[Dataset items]
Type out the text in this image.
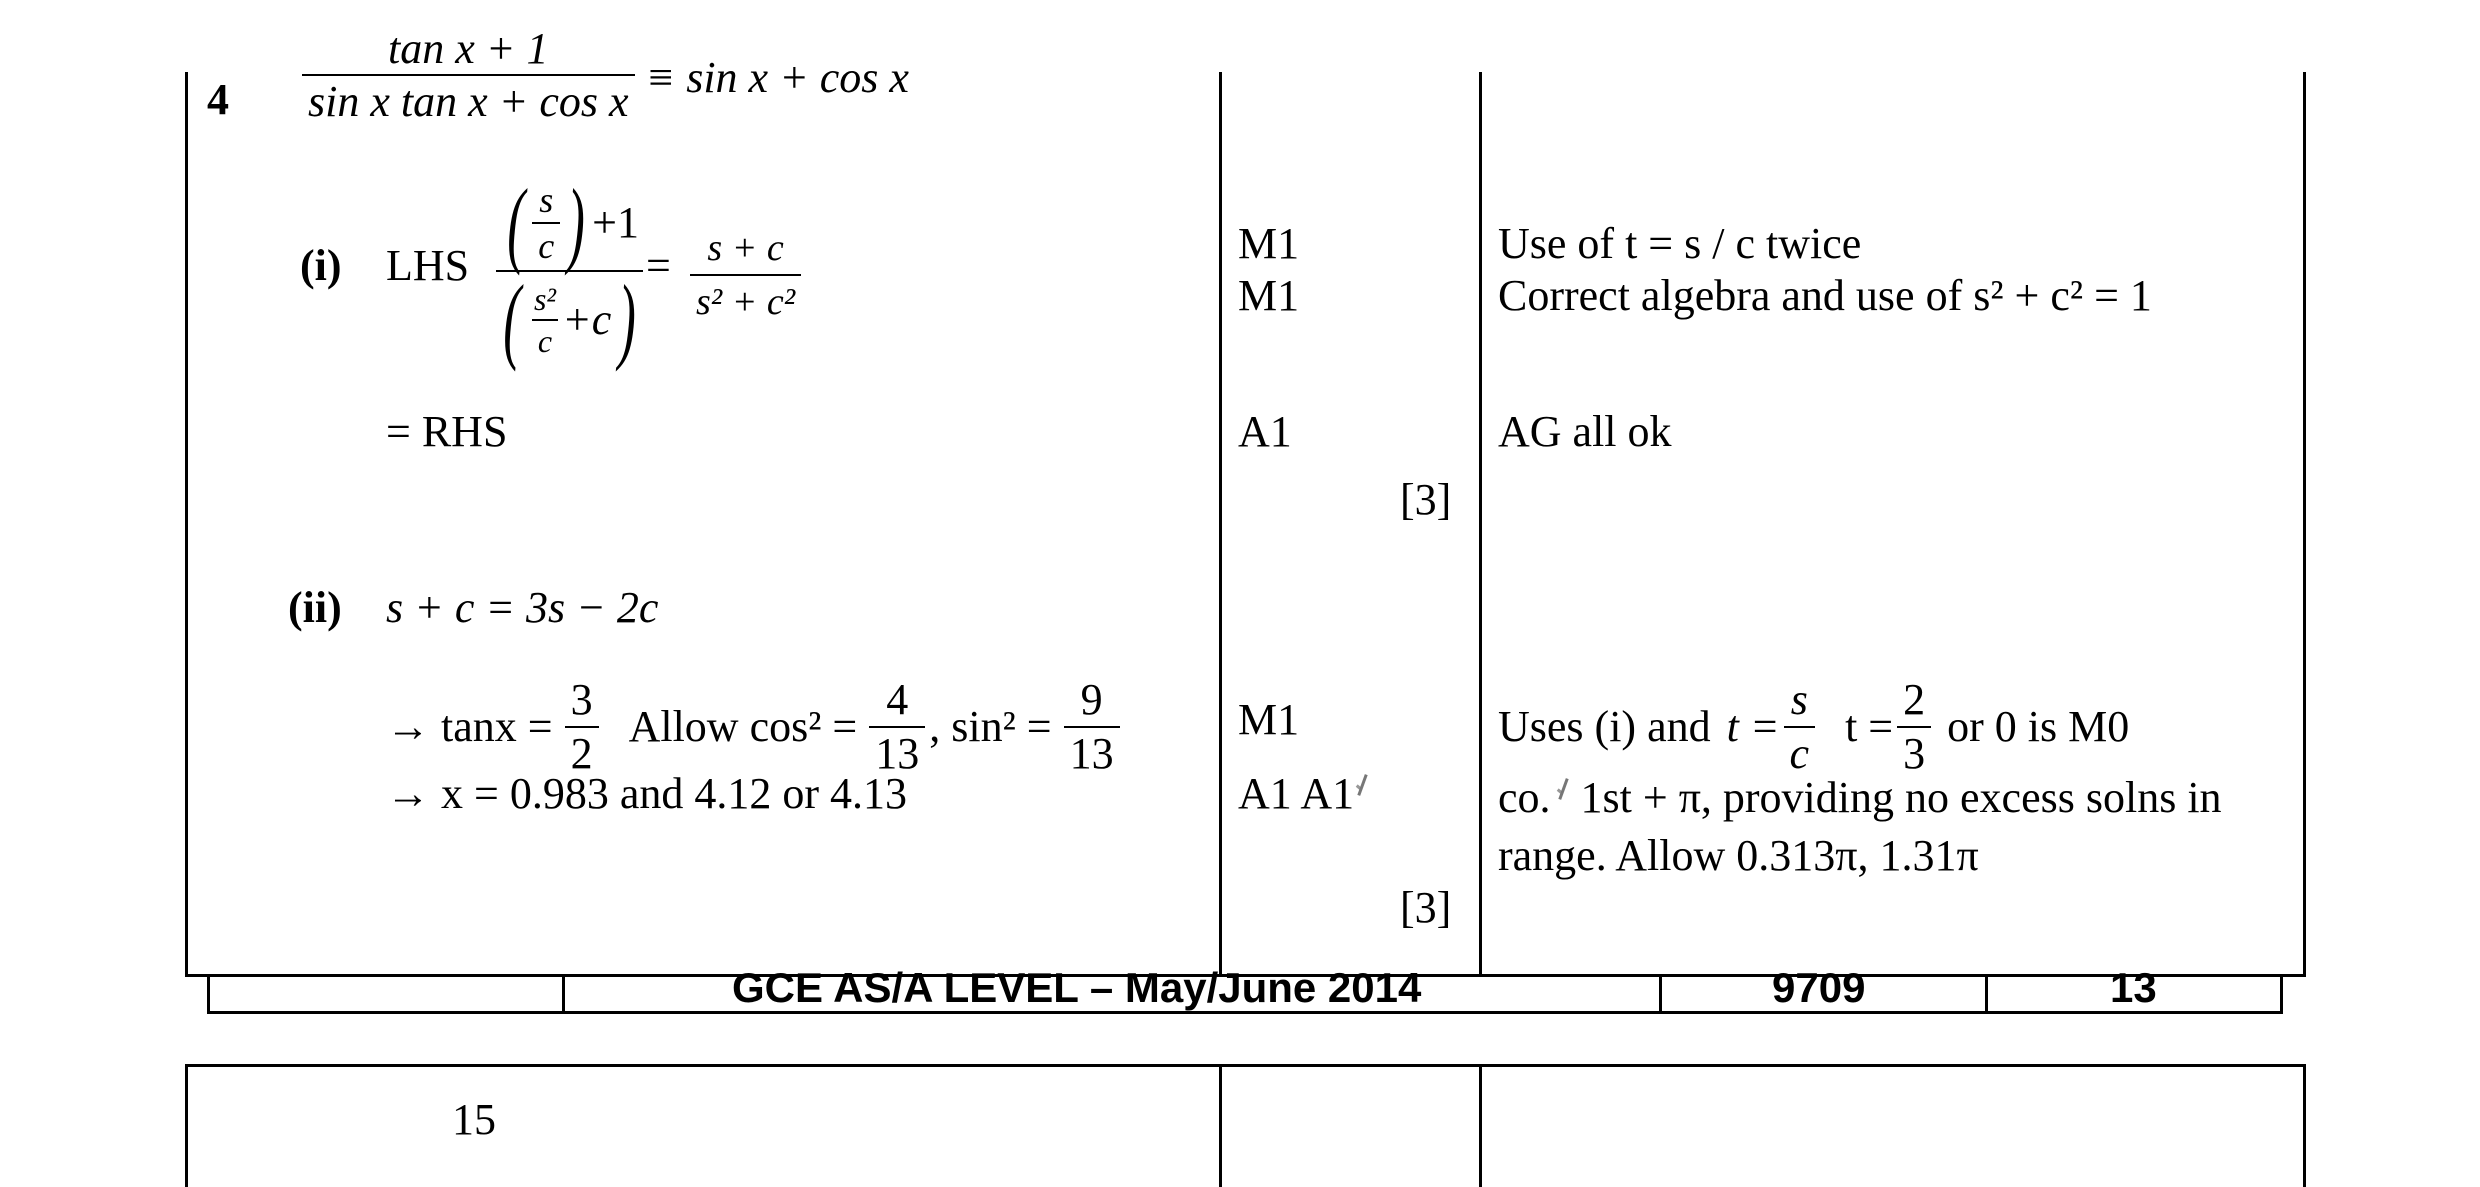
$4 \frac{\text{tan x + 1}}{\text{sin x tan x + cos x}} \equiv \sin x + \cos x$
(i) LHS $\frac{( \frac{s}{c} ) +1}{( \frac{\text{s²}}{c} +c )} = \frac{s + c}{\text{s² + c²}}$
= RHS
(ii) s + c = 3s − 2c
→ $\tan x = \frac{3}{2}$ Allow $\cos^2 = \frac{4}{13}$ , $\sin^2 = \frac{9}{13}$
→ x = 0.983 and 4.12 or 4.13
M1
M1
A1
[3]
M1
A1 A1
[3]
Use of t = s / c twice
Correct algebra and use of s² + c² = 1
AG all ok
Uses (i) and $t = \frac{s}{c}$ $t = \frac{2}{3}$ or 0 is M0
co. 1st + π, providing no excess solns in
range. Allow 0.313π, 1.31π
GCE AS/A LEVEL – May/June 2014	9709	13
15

• **What is required**
Pictures are excluded; output everything else in the data verbatim.

• **Exercise response**
Type out the text in this image.
$4 \frac{\text{tan x + 1}}{\text{sin x tan x + cos x}} \equiv \sin x + \cos x$
(i) LHS $\frac{( \frac{s}{c} ) +1}{( \frac{\text{s²}}{c} +c )} = \frac{s + c}{\text{s² + c²}}$
= RHS
(ii) s + c = 3s − 2c
→ $\tan x = \frac{3}{2}$ Allow $\cos^2 = \frac{4}{13}$ , $\sin^2 = \frac{9}{13}$
→ x = 0.983 and 4.12 or 4.13
M1
M1
A1
[3]
M1
A1 A1
[3]
Use of t = s / c twice
Correct algebra and use of s² + c² = 1
AG all ok
Uses (i) and $t = \frac{s}{c}$ $t = \frac{2}{3}$ or 0 is M0
co. 1st + π, providing no excess solns in
range. Allow 0.313π, 1.31π
GCE AS/A LEVEL – May/June 2014	9709	13
15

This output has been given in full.